§ Task brief
Pull each line holding "night" out of the entries below.

Data extracted from a collection
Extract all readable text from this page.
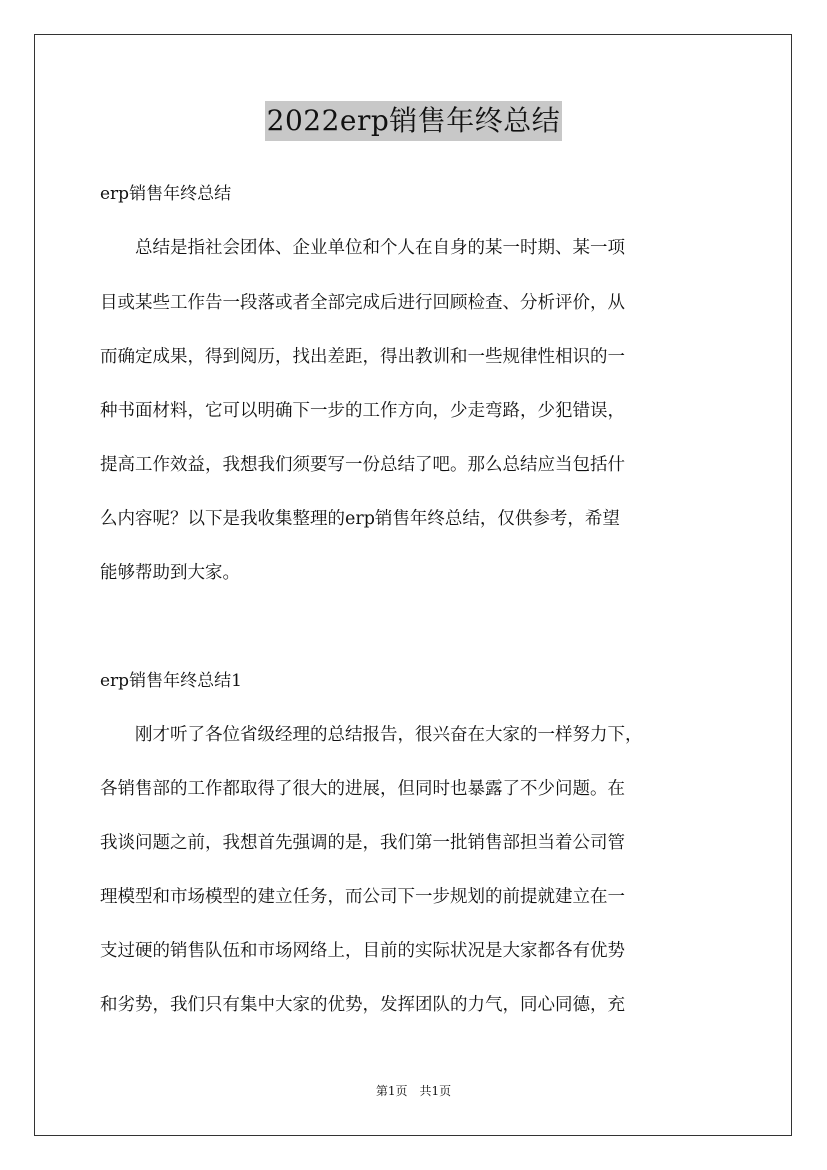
2022erp销售年终总结
erp销售年终总结
　　总结是指社会团体、企业单位和个人在自身的某一时期、某一项
目或某些工作告一段落或者全部完成后进行回顾检查、分析评价，从
而确定成果，得到阅历，找出差距，得出教训和一些规律性相识的一
种书面材料，它可以明确下一步的工作方向，少走弯路，少犯错误，
提高工作效益，我想我们须要写一份总结了吧。那么总结应当包括什
么内容呢？以下是我收集整理的erp销售年终总结，仅供参考，希望
能够帮助到大家。
erp销售年终总结1
　　刚才听了各位省级经理的总结报告，很兴奋在大家的一样努力下，
各销售部的工作都取得了很大的进展，但同时也暴露了不少问题。在
我谈问题之前，我想首先强调的是，我们第一批销售部担当着公司管
理模型和市场模型的建立任务，而公司下一步规划的前提就建立在一
支过硬的销售队伍和市场网络上，目前的实际状况是大家都各有优势
和劣势，我们只有集中大家的优势，发挥团队的力气，同心同德，充
第1页　共1页
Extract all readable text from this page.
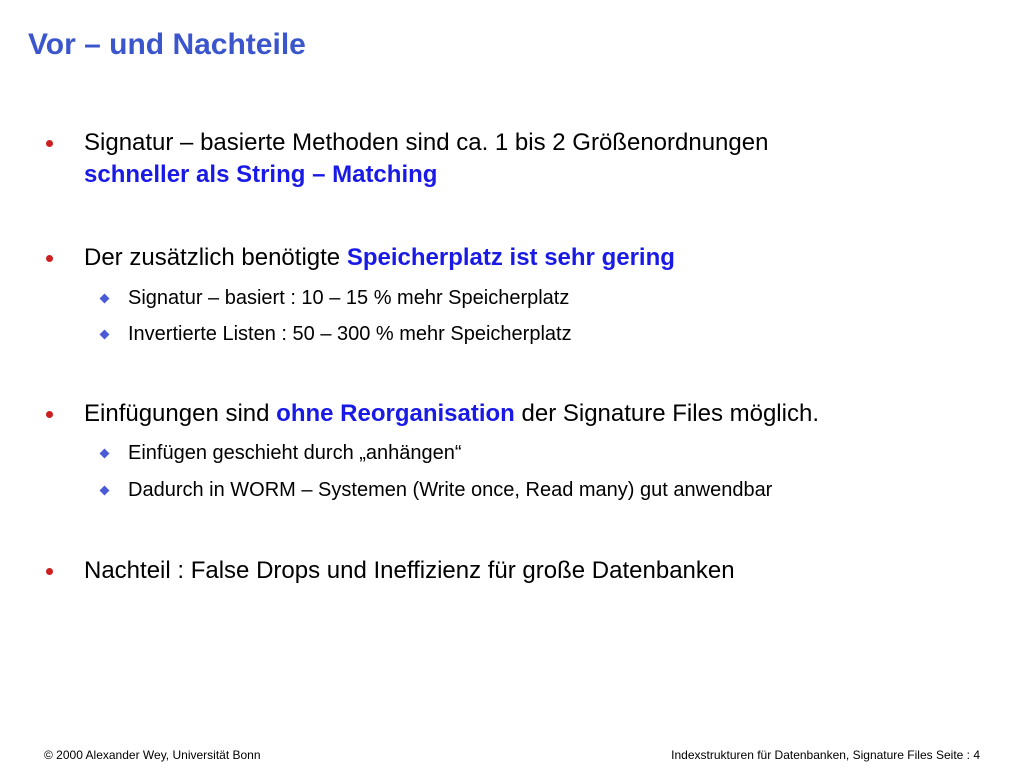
Vor – und Nachteile
Signatur – basierte Methoden sind ca. 1 bis 2 Größenordnungen
schneller als String – Matching
Der zusätzlich benötigte Speicherplatz ist sehr gering
Signatur – basiert : 10 – 15 % mehr Speicherplatz
Invertierte Listen : 50 – 300 % mehr Speicherplatz
Einfügungen sind ohne Reorganisation der Signature Files möglich.
Einfügen geschieht durch „anhängen“
Dadurch in WORM – Systemen (Write once, Read many) gut anwendbar
Nachteil : False Drops und Ineffizienz für große Datenbanken
© 2000 Alexander Wey, Universität Bonn	Indexstrukturen für Datenbanken, Signature Files Seite : 4
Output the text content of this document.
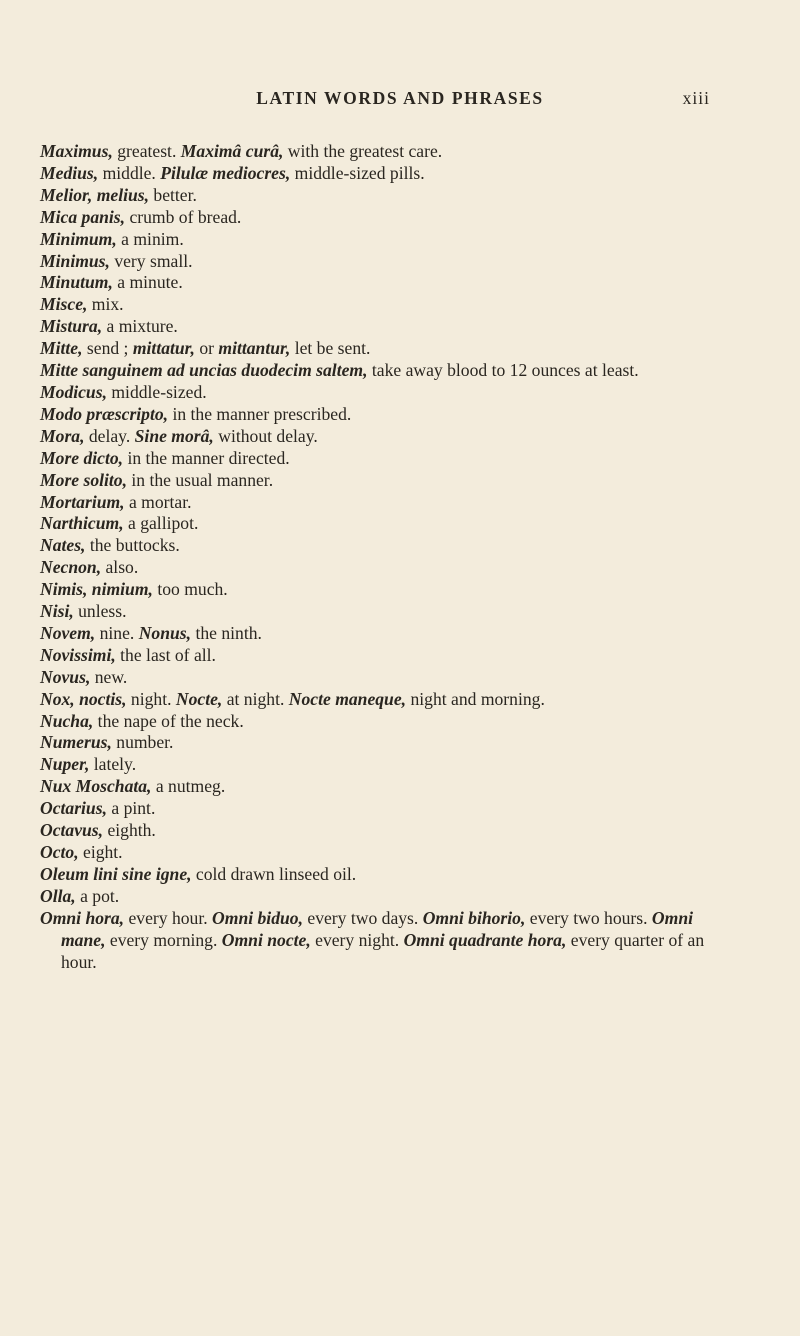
LATIN WORDS AND PHRASES	xiii

Maximus, greatest. Maximâ curâ, with the greatest care.

Medius, middle. Pilulæ mediocres, middle-sized pills.

Melior, melius, better.

Mica panis, crumb of bread.

Minimum, a minim.

Minimus, very small.

Minutum, a minute.

Misce, mix.

Mistura, a mixture.

Mitte, send ; mittatur, or mittantur, let be sent.

Mitte sanguinem ad uncias duodecim saltem, take away blood to 12 ounces at least.

Modicus, middle-sized.

Modo præscripto, in the manner prescribed.

Mora, delay. Sine morâ, without delay.

More dicto, in the manner directed.

More solito, in the usual manner.

Mortarium, a mortar.

Narthicum, a gallipot.

Nates, the buttocks.

Necnon, also.

Nimis, nimium, too much.

Nisi, unless.

Novem, nine. Nonus, the ninth.

Novissimi, the last of all.

Novus, new.

Nox, noctis, night. Nocte, at night. Nocte maneque, night and morning.

Nucha, the nape of the neck.

Numerus, number.

Nuper, lately.

Nux Moschata, a nutmeg.

Octarius, a pint.

Octavus, eighth.

Octo, eight.

Oleum lini sine igne, cold drawn linseed oil.

Olla, a pot.

Omni hora, every hour. Omni biduo, every two days. Omni bihorio, every two hours. Omni mane, every morning. Omni nocte, every night. Omni quadrante hora, every quarter of an hour.
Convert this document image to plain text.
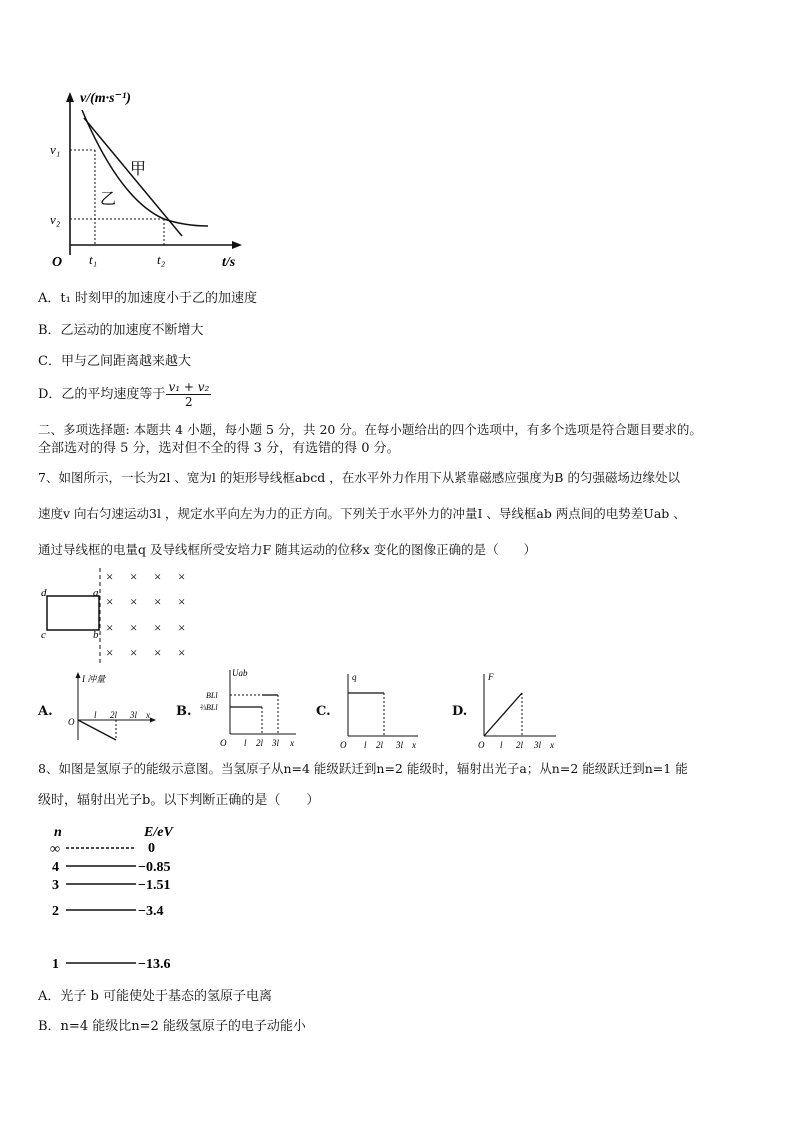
v/(m·s⁻¹)
t/s
O
v₁
v₂
t₁	t₂
甲
乙
A．t₁ 时刻甲的加速度小于乙的加速度
B．乙运动的加速度不断增大
C．甲与乙间距离越来越大
D．乙的平均速度等于 $\frac{\text{v₁ + v₂}}{2}$
二、多项选择题: 本题共 4 小题，每小题 5 分，共 20 分。在每小题给出的四个选项中，有多个选项是符合题目要求的。
全部选对的得 5 分，选对但不全的得 3 分，有选错的得 0 分。
7、如图所示，一长为2l 、宽为l 的矩形导线框abcd ，在水平外力作用下从紧靠磁感应强度为B 的匀强磁场边缘处以
速度v 向右匀速运动3l ，规定水平向左为力的正方向。下列关于水平外力的冲量I 、导线框ab 两点间的电势差Uab 、
通过导线框的电量q 及导线框所受安培力F 随其运动的位移x 变化的图像正确的是（　　）
d	a
c	b
× × × ×
× × × ×
× × × ×
× × × ×
A.
I 冲量
O
l 2l 3l x B.
Uab
BLl
⅔BLl
O l 2l 3l x
C.
q
O l 2l 3l x
D.
F
O l 2l 3l x
8、如图是氢原子的能级示意图。当氢原子从n=4 能级跃迁到n=2 能级时，辐射出光子a；从n=2 能级跃迁到n=1 能
级时，辐射出光子b。以下判断正确的是（　　）
n	E/eV
∞	0
4	−0.85
3	−1.51
2	−3.4
1	−13.6
A．光子 b 可能使处于基态的氢原子电离
B．n=4 能级比n=2 能级氢原子的电子动能小
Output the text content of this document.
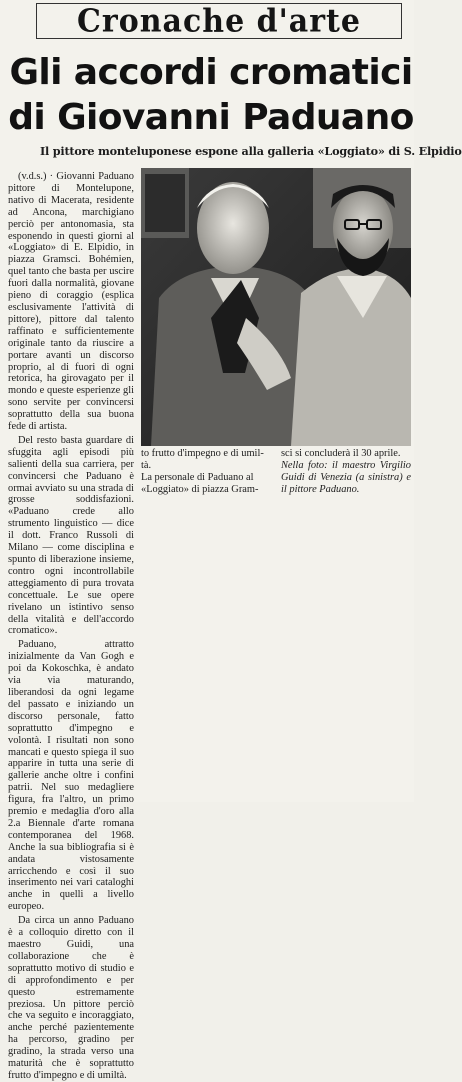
Cronache d'arte
Gli accordi cromatici
di Giovanni Paduano
Il pittore monteluponese espone alla galleria «Loggiato» di S. Elpidio

(v.d.s.) · Giovanni Paduano pittore di Montelupone, nativo di Macerata, residente ad Ancona, marchigiano perciò per antonomasia, sta esponendo in questi giorni al «Loggiato» di E. Elpidio, in piazza Gramsci. Bohémien, quel tanto che basta per uscire fuori dalla normalità, giovane pieno di coraggio (esplica esclusivamente l'attività di pittore), pittore dal talento raffinato e sufficientemente originale tanto da riuscire a portare avanti un discorso proprio, al di fuori di ogni retorica, ha girovagato per il mondo e queste esperienze gli sono servite per convincersi soprattutto della sua buona fede di artista.

Del resto basta guardare di sfuggita agli episodi più salienti della sua carriera, per convincersi che Paduano è ormai avviato su una strada di grosse soddisfazioni. «Paduano crede allo strumento linguistico — dice il dott. Franco Russoli di Milano — come disciplina e spunto di liberazione insieme, contro ogni incontrollabile atteggiamento di pura trovata concettuale. Le sue opere rivelano un istintivo senso della vitalità e dell'accordo cromatico».

Paduano, attratto inizialmente da Van Gogh e poi da Kokoschka, è andato via via maturando, liberandosi da ogni legame del passato e iniziando un discorso personale, fatto soprattutto d'impegno e volontà. I risultati non sono mancati e questo spiega il suo apparire in tutta una serie di gallerie anche oltre i confini patrii. Nel suo medagliere figura, fra l'altro, un primo premio e medaglia d'oro alla 2.a Biennale d'arte romana contemporanea del 1968. Anche la sua bibliografia si è andata vistosamente arricchendo e così il suo inserimento nei vari cataloghi anche in quelli a livello europeo.

Da circa un anno Paduano è a colloquio diretto con il maestro Guidi, una collaborazione che è soprattutto motivo di studio e di approfondimento e per questo estremamente preziosa. Un pittore perciò che va seguito e incoraggiato, anche perché pazientemente ha percorso, gradino per gradino, la strada verso una maturità che è soprattutto frutto d'impegno e di umiltà.

to frutto d'impegno e di umil-
tà.
La personale di Paduano al
«Loggiato» di piazza Gram-
sci si concluderà il 30 aprile.
Nella foto: il maestro Virgilio Guidi di Venezia (a sinistra) e il pittore Paduano.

§ Final result
Nox, noctis, night. Nocte, at night. Nocte maneque, night and morning.
Omni hora, every hour. Omni biduo, every two days. Omni bihorio, every two hours. Omni mane, every morning. Omni nocte, every night. Omni quadrante hora, every quarter of an hour.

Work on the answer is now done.